[start of Information provided]

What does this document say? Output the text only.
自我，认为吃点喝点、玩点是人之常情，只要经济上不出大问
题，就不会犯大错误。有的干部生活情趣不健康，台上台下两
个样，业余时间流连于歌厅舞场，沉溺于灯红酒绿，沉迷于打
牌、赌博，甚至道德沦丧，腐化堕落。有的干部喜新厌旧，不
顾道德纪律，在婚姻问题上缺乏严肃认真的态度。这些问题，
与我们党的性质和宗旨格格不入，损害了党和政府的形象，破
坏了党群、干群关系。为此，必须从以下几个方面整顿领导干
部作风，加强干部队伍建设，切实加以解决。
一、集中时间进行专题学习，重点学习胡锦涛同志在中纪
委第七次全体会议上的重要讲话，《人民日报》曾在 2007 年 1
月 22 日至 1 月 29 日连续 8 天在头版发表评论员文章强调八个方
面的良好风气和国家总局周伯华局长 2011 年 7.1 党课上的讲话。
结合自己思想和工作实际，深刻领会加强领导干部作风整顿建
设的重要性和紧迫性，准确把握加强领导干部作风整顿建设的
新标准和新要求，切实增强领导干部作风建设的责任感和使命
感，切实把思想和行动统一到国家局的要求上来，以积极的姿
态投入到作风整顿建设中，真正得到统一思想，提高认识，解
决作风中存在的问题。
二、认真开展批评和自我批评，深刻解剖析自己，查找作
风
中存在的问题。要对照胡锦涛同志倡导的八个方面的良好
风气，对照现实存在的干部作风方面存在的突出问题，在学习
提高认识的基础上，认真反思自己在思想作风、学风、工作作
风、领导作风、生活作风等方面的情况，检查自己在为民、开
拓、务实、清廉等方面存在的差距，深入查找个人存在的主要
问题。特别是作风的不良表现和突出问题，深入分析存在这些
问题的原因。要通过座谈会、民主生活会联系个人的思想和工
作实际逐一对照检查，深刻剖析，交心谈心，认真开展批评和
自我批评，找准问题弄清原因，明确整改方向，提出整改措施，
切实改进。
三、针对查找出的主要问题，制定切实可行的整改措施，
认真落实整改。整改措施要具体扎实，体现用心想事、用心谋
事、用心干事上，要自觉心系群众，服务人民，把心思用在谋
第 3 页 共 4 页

[end of Information provided]

Everything in the listing above should be restated exactly.

## The answer
What does this document say? Output the text only.
自我，认为吃点喝点、玩点是人之常情，只要经济上不出大问
题，就不会犯大错误。有的干部生活情趣不健康，台上台下两
个样，业余时间流连于歌厅舞场，沉溺于灯红酒绿，沉迷于打
牌、赌博，甚至道德沦丧，腐化堕落。有的干部喜新厌旧，不
顾道德纪律，在婚姻问题上缺乏严肃认真的态度。这些问题，
与我们党的性质和宗旨格格不入，损害了党和政府的形象，破
坏了党群、干群关系。为此，必须从以下几个方面整顿领导干
部作风，加强干部队伍建设，切实加以解决。
一、集中时间进行专题学习，重点学习胡锦涛同志在中纪
委第七次全体会议上的重要讲话，《人民日报》曾在 2007 年 1
月 22 日至 1 月 29 日连续 8 天在头版发表评论员文章强调八个方
面的良好风气和国家总局周伯华局长 2011 年 7.1 党课上的讲话。
结合自己思想和工作实际，深刻领会加强领导干部作风整顿建
设的重要性和紧迫性，准确把握加强领导干部作风整顿建设的
新标准和新要求，切实增强领导干部作风建设的责任感和使命
感，切实把思想和行动统一到国家局的要求上来，以积极的姿
态投入到作风整顿建设中，真正得到统一思想，提高认识，解
决作风中存在的问题。
二、认真开展批评和自我批评，深刻解剖析自己，查找作
风
中存在的问题。要对照胡锦涛同志倡导的八个方面的良好
风气，对照现实存在的干部作风方面存在的突出问题，在学习
提高认识的基础上，认真反思自己在思想作风、学风、工作作
风、领导作风、生活作风等方面的情况，检查自己在为民、开
拓、务实、清廉等方面存在的差距，深入查找个人存在的主要
问题。特别是作风的不良表现和突出问题，深入分析存在这些
问题的原因。要通过座谈会、民主生活会联系个人的思想和工
作实际逐一对照检查，深刻剖析，交心谈心，认真开展批评和
自我批评，找准问题弄清原因，明确整改方向，提出整改措施，
切实改进。
三、针对查找出的主要问题，制定切实可行的整改措施，
认真落实整改。整改措施要具体扎实，体现用心想事、用心谋
事、用心干事上，要自觉心系群众，服务人民，把心思用在谋
第 3 页 共 4 页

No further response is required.